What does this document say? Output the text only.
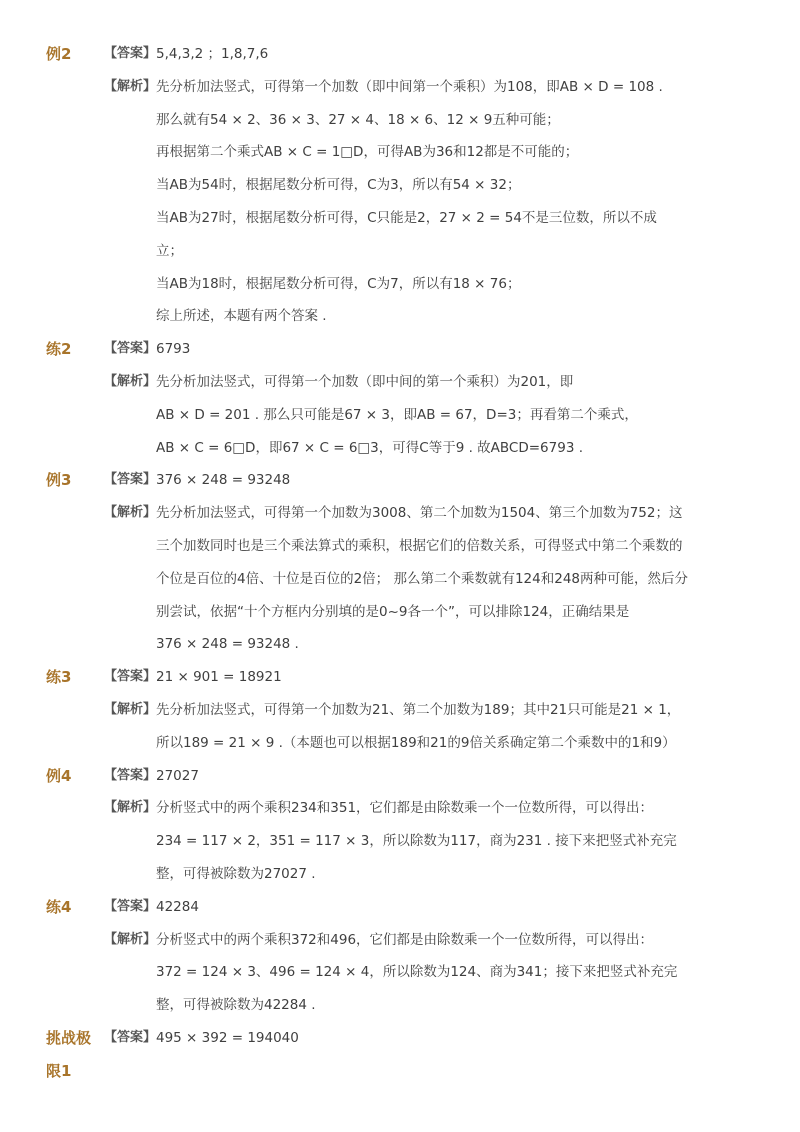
例2	【答案】 5,4,3,2 ；1,8,7,6
【解析】 先分析加法竖式，可得第一个加数（即中间第一个乘积）为108，即AB × D = 108 .
那么就有54 × 2、36 × 3、27 × 4、18 × 6、12 × 9五种可能；
再根据第二个乘式AB × C = 1□D，可得AB为36和12都是不可能的；
当AB为54时，根据尾数分析可得，C为3，所以有54 × 32；
当AB为27时，根据尾数分析可得，C只能是2，27 × 2 = 54不是三位数，所以不成
立；
当AB为18时，根据尾数分析可得，C为7，所以有18 × 76；
综上所述，本题有两个答案 .
练2	【答案】 6793
【解析】 先分析加法竖式，可得第一个加数（即中间的第一个乘积）为201，即
AB × D = 201 . 那么只可能是67 × 3，即AB = 67，D=3；再看第二个乘式，
AB × C = 6□D，即67 × C = 6□3，可得C等于9 . 故ABCD=6793 .
例3	【答案】 376 × 248 = 93248
【解析】 先分析加法竖式，可得第一个加数为3008、第二个加数为1504、第三个加数为752；这
三个加数同时也是三个乘法算式的乘积，根据它们的倍数关系，可得竖式中第二个乘数的
个位是百位的4倍、十位是百位的2倍； 那么第二个乘数就有124和248两种可能，然后分
别尝试，依据“十个方框内分别填的是0~9各一个”，可以排除124，正确结果是
376 × 248 = 93248 .
练3	【答案】 21 × 901 = 18921
【解析】 先分析加法竖式，可得第一个加数为21、第二个加数为189；其中21只可能是21 × 1，
所以189 = 21 × 9 .（本题也可以根据189和21的9倍关系确定第二个乘数中的1和9）
例4	【答案】 27027
【解析】 分析竖式中的两个乘积234和351，它们都是由除数乘一个一位数所得，可以得出：
234 = 117 × 2，351 = 117 × 3，所以除数为117，商为231 . 接下来把竖式补充完
整，可得被除数为27027 .
练4	【答案】 42284
【解析】 分析竖式中的两个乘积372和496，它们都是由除数乘一个一位数所得，可以得出：
372 = 124 × 3、496 = 124 × 4，所以除数为124、商为341；接下来把竖式补充完
整，可得被除数为42284 .
挑战极 【答案】 495 × 392 = 194040
限1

----------------

Which lines contain "接下来把竖式补充完"? Copy each of them out.

234 = 117 × 2，351 = 117 × 3，所以除数为117，商为231 . 接下来把竖式补充完
372 = 124 × 3、496 = 124 × 4，所以除数为124、商为341；接下来把竖式补充完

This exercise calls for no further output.